__Given request__
Return the material exactly as supplied, apart from the pictures, which are omitted.

__Recorded information__
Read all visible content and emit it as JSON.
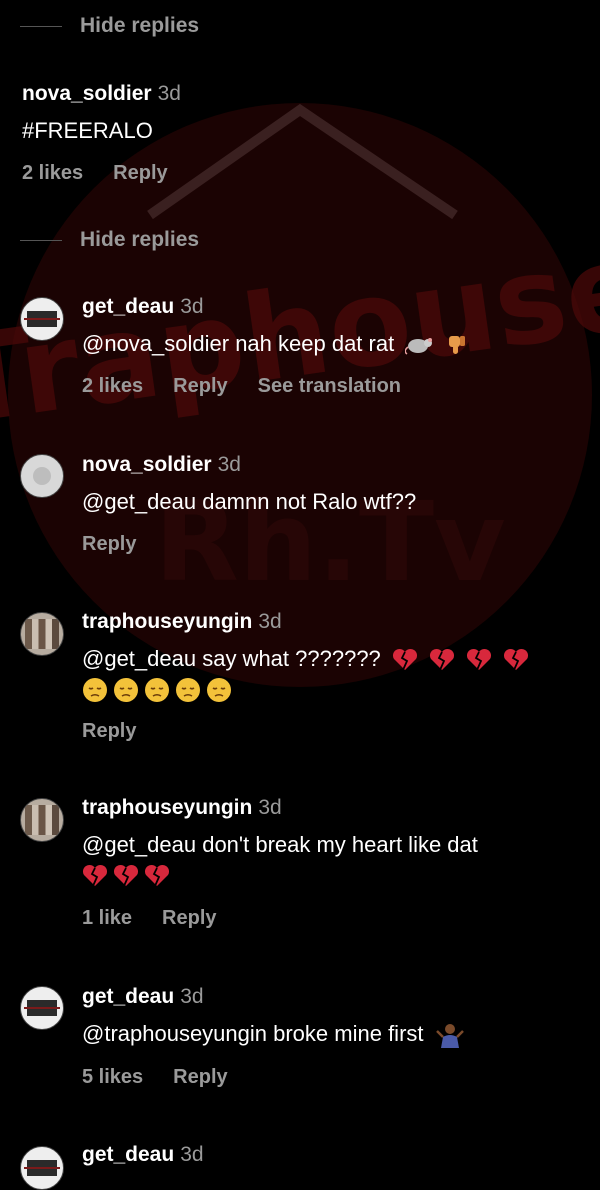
{
  "watermark": {
    "line1": "Traphouse",
    "line2": "Rh.Tv"
  },
  "hide_replies_1": {
    "label": "Hide replies"
  },
  "comment_1": {
    "username": "nova_soldier",
    "time": "3d",
    "text": "#FREERALO",
    "likes": "2 likes",
    "reply": "Reply"
  },
  "hide_replies_2": {
    "label": "Hide replies"
  },
  "comment_2": {
    "username": "get_deau",
    "time": "3d",
    "text": "@nova_soldier nah keep dat rat",
    "emojis": [
      "rat-icon",
      "thumbs-down-icon"
    ],
    "likes": "2 likes",
    "reply": "Reply",
    "translate": "See translation"
  },
  "comment_3": {
    "username": "nova_soldier",
    "time": "3d",
    "text": "@get_deau damnn not Ralo wtf??",
    "reply": "Reply"
  },
  "comment_4": {
    "username": "traphouseyungin",
    "time": "3d",
    "text": "@get_deau say what ???????",
    "reply": "Reply"
  },
  "comment_5": {
    "username": "traphouseyungin",
    "time": "3d",
    "text": "@get_deau don't break my heart like dat",
    "likes": "1 like",
    "reply": "Reply"
  },
  "comment_6": {
    "username": "get_deau",
    "time": "3d",
    "text": "@traphouseyungin broke mine first",
    "likes": "5 likes",
    "reply": "Reply"
  },
  "comment_7": {
    "username": "get_deau",
    "time": "3d"
  },
  "colors": {
    "background": "#000000",
    "muted": "#9a9a9a",
    "heart": "#d8283c",
    "face": "#f3c23a",
    "watermark": "#5a0b0b"
  }
}
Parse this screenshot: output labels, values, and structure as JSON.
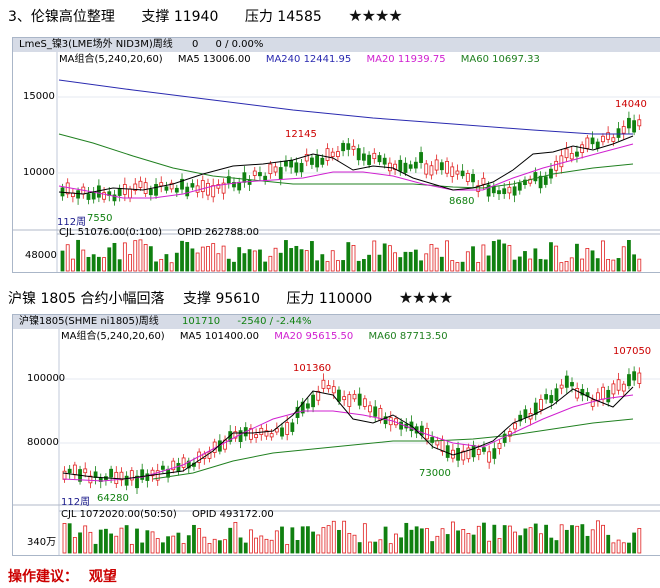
{
  "heading1": {
    "title": "3、伦镍高位整理",
    "support_label": "支撑",
    "support": "11940",
    "pressure_label": "压力",
    "pressure": "14585",
    "stars": "★★★★"
  },
  "panel1": {
    "title_bar": {
      "symbol": "LmeS_镍3(LME场外 NID3M)周线",
      "value": "0",
      "change": "0 / 0.00%"
    },
    "ma_row": {
      "label": "MA组合(5,240,20,60)",
      "ma5": "MA5 13006.00",
      "ma240": "MA240 12441.95",
      "ma20": "MA20 11939.75",
      "ma60": "MA60 10697.33"
    },
    "y_labels": [
      "15000",
      "10000"
    ],
    "peak_high": "14040",
    "mid_high": "12145",
    "low_mark": "8680",
    "period": "112周",
    "start_low": "7550",
    "volume_row": {
      "cjl": "CJL 51076.00(0:100)",
      "opid": "OPID 262788.00"
    },
    "vol_label": "48000"
  },
  "heading2": {
    "title": "沪镍 1805 合约小幅回落",
    "support_label": "支撑",
    "support": "95610",
    "pressure_label": "压力",
    "pressure": "110000",
    "stars": "★★★★"
  },
  "panel2": {
    "title_bar": {
      "symbol": "沪镍1805(SHME ni1805)周线",
      "value": "101710",
      "change": "-2540 / -2.44%"
    },
    "ma_row": {
      "label": "MA组合(5,240,20,60)",
      "ma5": "MA5 101400.00",
      "ma20": "MA20 95615.50",
      "ma60": "MA60 87713.50"
    },
    "y_labels": [
      "100000",
      "80000"
    ],
    "peak_high": "107050",
    "mid_high": "101360",
    "low_mark": "73000",
    "period": "112周",
    "start_low": "64280",
    "volume_row": {
      "cjl": "CJL 1072020.00(50:50)",
      "opid": "OPID 493172.00"
    },
    "vol_label": "340万"
  },
  "advice": {
    "label": "操作建议：",
    "value": "观望"
  },
  "colors": {
    "up": "#e02020",
    "down": "#108010",
    "ma5": "#000000",
    "ma240": "#2a2ab0",
    "ma20": "#d020d0",
    "ma60": "#208020",
    "bar": "#d6dbe6"
  }
}
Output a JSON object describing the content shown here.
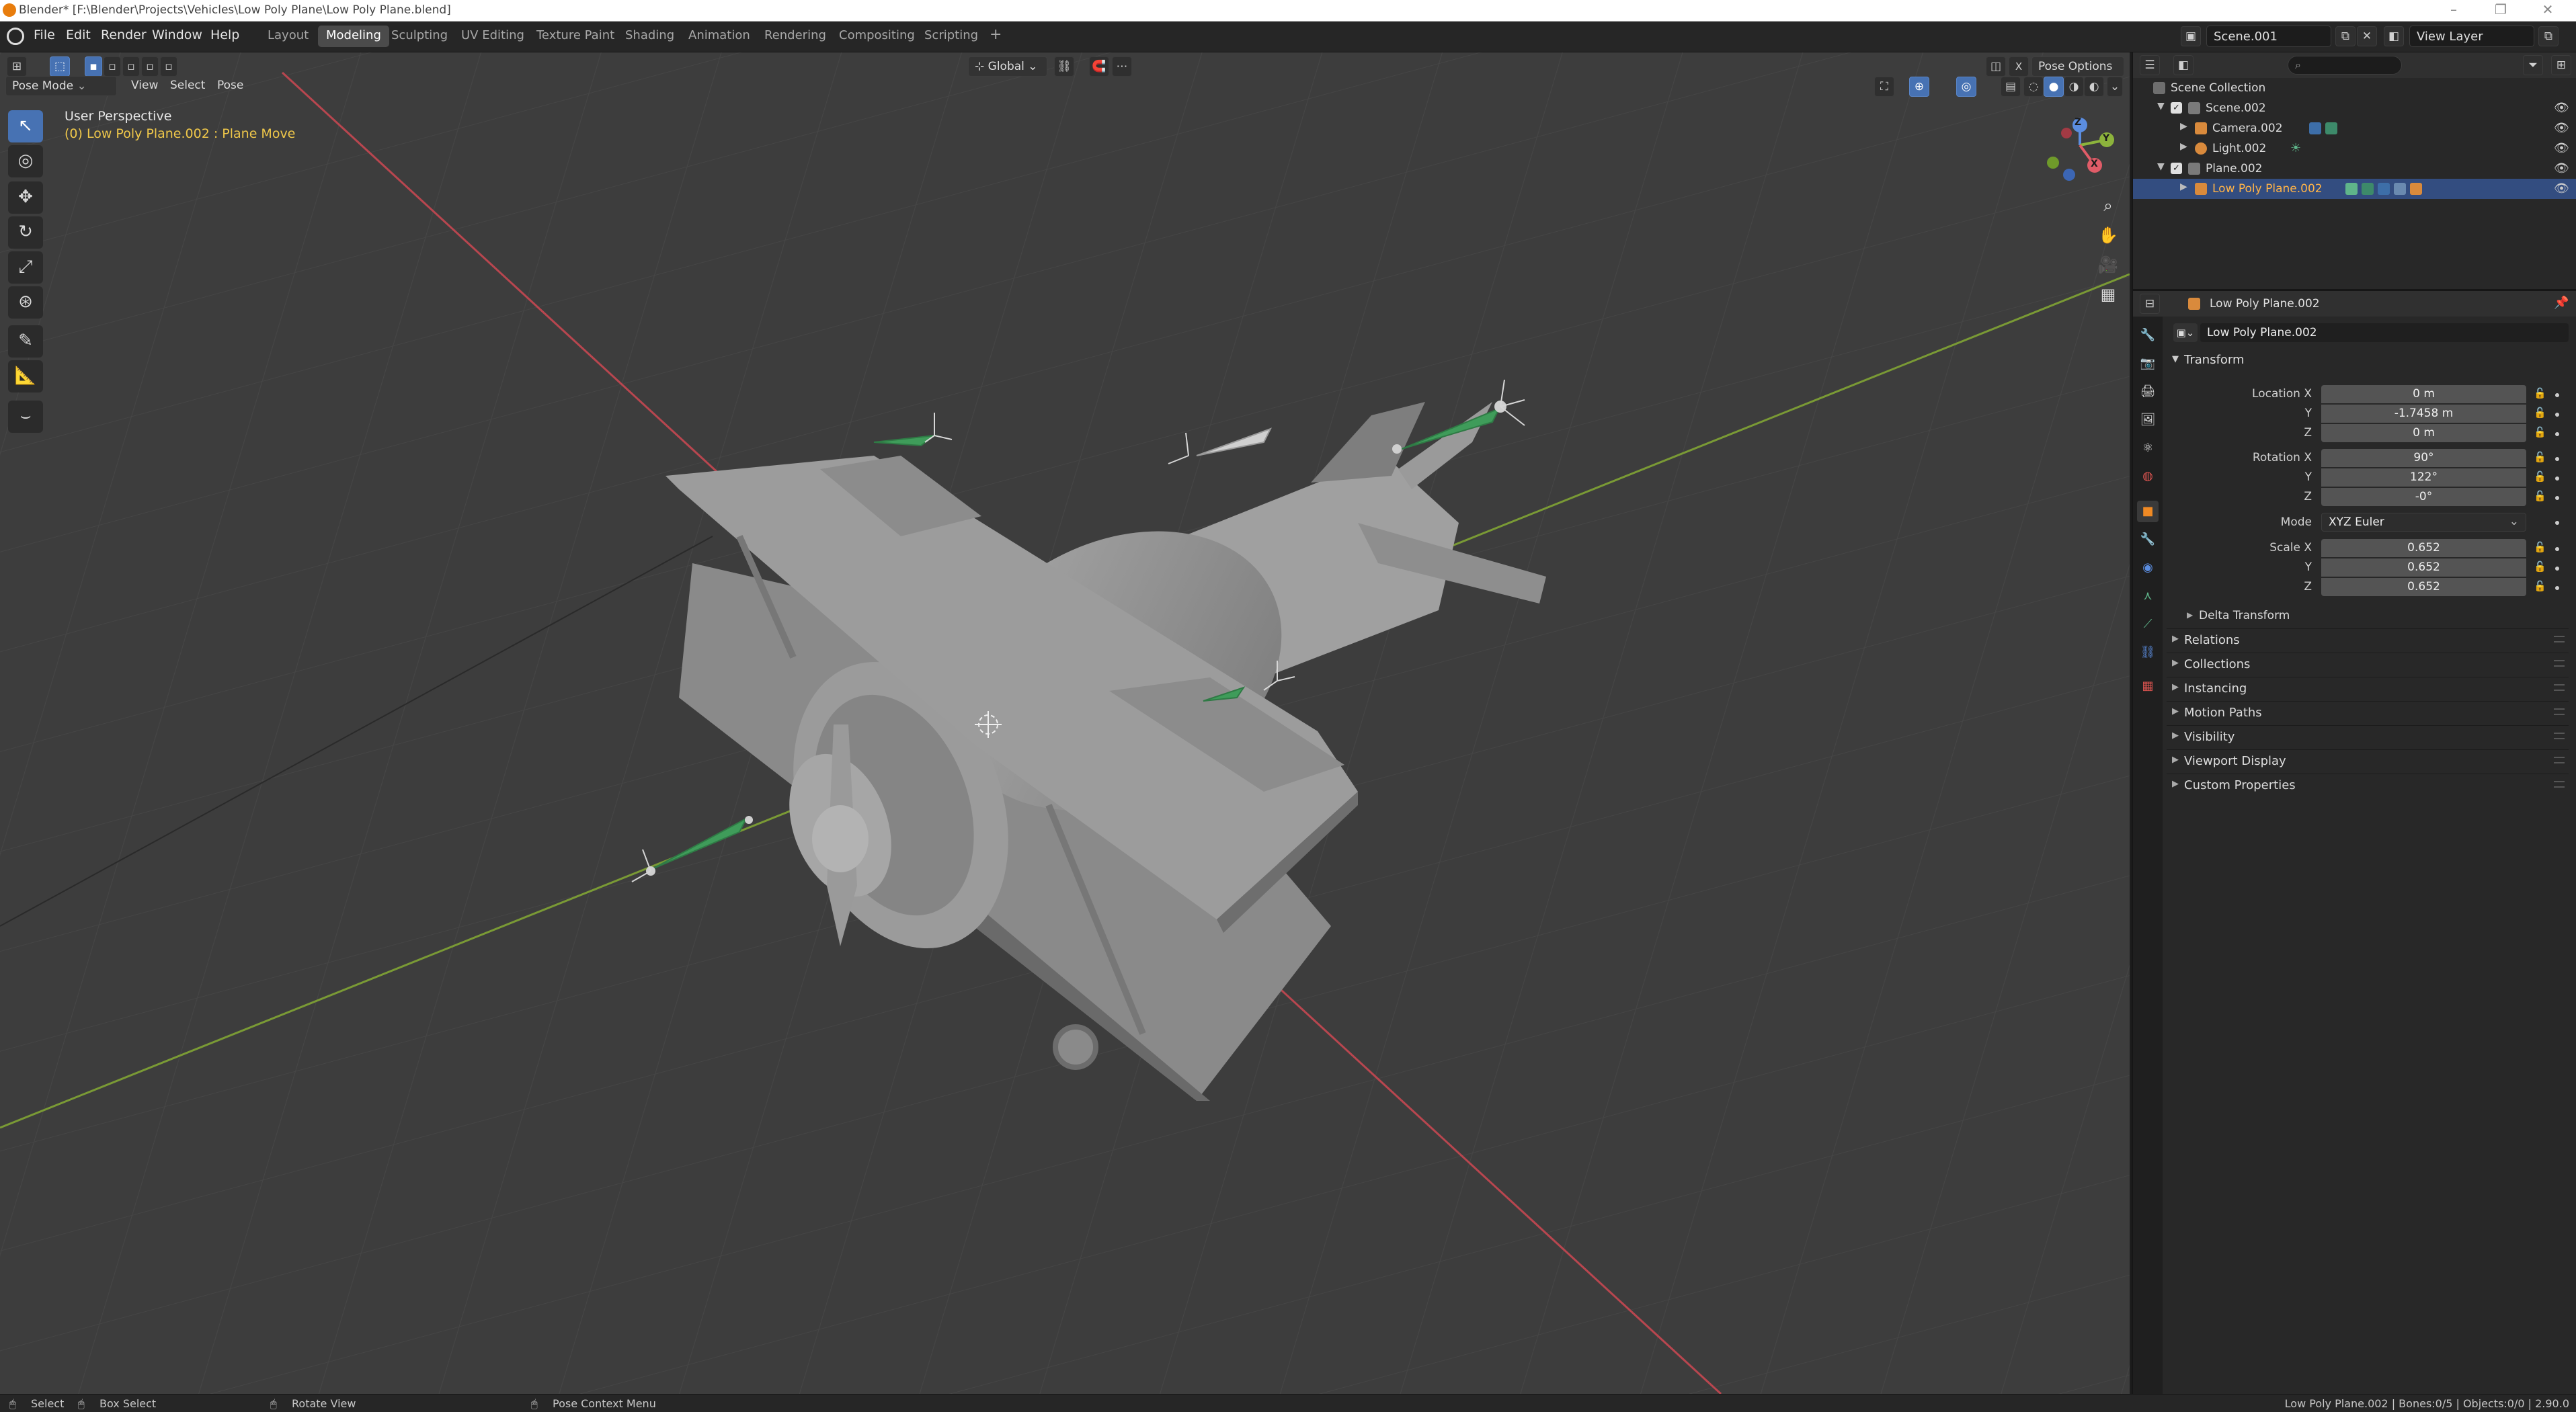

__Solved exercise__
Read all visible content and emit it as JSON.
{
  "watermark": {
    "line1": "Traphouse",
    "line2": "Rh.Tv"
  },
  "hide_replies_1": {
    "label": "Hide replies"
  },
  "comment_1": {
    "username": "nova_soldier",
    "time": "3d",
    "text": "#FREERALO",
    "likes": "2 likes",
    "reply": "Reply"
  },
  "hide_replies_2": {
    "label": "Hide replies"
  },
  "comment_2": {
    "username": "get_deau",
    "time": "3d",
    "text": "@nova_soldier nah keep dat rat",
    "emojis": [
      "rat-icon",
      "thumbs-down-icon"
    ],
    "likes": "2 likes",
    "reply": "Reply",
    "translate": "See translation"
  },
  "comment_3": {
    "username": "nova_soldier",
    "time": "3d",
    "text": "@get_deau damnn not Ralo wtf??",
    "reply": "Reply"
  },
  "comment_4": {
    "username": "traphouseyungin",
    "time": "3d",
    "text": "@get_deau say what ???????",
    "reply": "Reply"
  },
  "comment_5": {
    "username": "traphouseyungin",
    "time": "3d",
    "text": "@get_deau don't break my heart like dat",
    "likes": "1 like",
    "reply": "Reply"
  },
  "comment_6": {
    "username": "get_deau",
    "time": "3d",
    "text": "@traphouseyungin broke mine first",
    "likes": "5 likes",
    "reply": "Reply"
  },
  "comment_7": {
    "username": "get_deau",
    "time": "3d"
  },
  "colors": {
    "background": "#000000",
    "muted": "#9a9a9a",
    "heart": "#d8283c",
    "face": "#f3c23a",
    "watermark": "#5a0b0b"
  }
}
Parse this screenshot: output labels, values, and structure as JSON.
{
  "heading1": {
    "title": "3、伦镍高位整理",
    "support_label": "支撑",
    "support": "11940",
    "pressure_label": "压力",
    "pressure": "14585",
    "stars": "★★★★"
  },
  "panel1": {
    "title_bar": {
      "symbol": "LmeS_镍3(LME场外 NID3M)周线",
      "value": "0",
      "change": "0 / 0.00%"
    },
    "ma_row": {
      "label": "MA组合(5,240,20,60)",
      "ma5": "MA5 13006.00",
      "ma240": "MA240 12441.95",
      "ma20": "MA20 11939.75",
      "ma60": "MA60 10697.33"
    },
    "y_labels": [
      "15000",
      "10000"
    ],
    "peak_high": "14040",
    "mid_high": "12145",
    "low_mark": "8680",
    "period": "112周",
    "start_low": "7550",
    "volume_row": {
      "cjl": "CJL 51076.00(0:100)",
      "opid": "OPID 262788.00"
    },
    "vol_label": "48000"
  },
  "heading2": {
    "title": "沪镍 1805 合约小幅回落",
    "support_label": "支撑",
    "support": "95610",
    "pressure_label": "压力",
    "pressure": "110000",
    "stars": "★★★★"
  },
  "panel2": {
    "title_bar": {
      "symbol": "沪镍1805(SHME ni1805)周线",
      "value": "101710",
      "change": "-2540 / -2.44%"
    },
    "ma_row": {
      "label": "MA组合(5,240,20,60)",
      "ma5": "MA5 101400.00",
      "ma20": "MA20 95615.50",
      "ma60": "MA60 87713.50"
    },
    "y_labels": [
      "100000",
      "80000"
    ],
    "peak_high": "107050",
    "mid_high": "101360",
    "low_mark": "73000",
    "period": "112周",
    "start_low": "64280",
    "volume_row": {
      "cjl": "CJL 1072020.00(50:50)",
      "opid": "OPID 493172.00"
    },
    "vol_label": "340万"
  },
  "advice": {
    "label": "操作建议：",
    "value": "观望"
  },
  "colors": {
    "up": "#e02020",
    "down": "#108010",
    "ma5": "#000000",
    "ma240": "#2a2ab0",
    "ma20": "#d020d0",
    "ma60": "#208020",
    "bar": "#d6dbe6"
  }
}
Output a JSON object describing the content shown here.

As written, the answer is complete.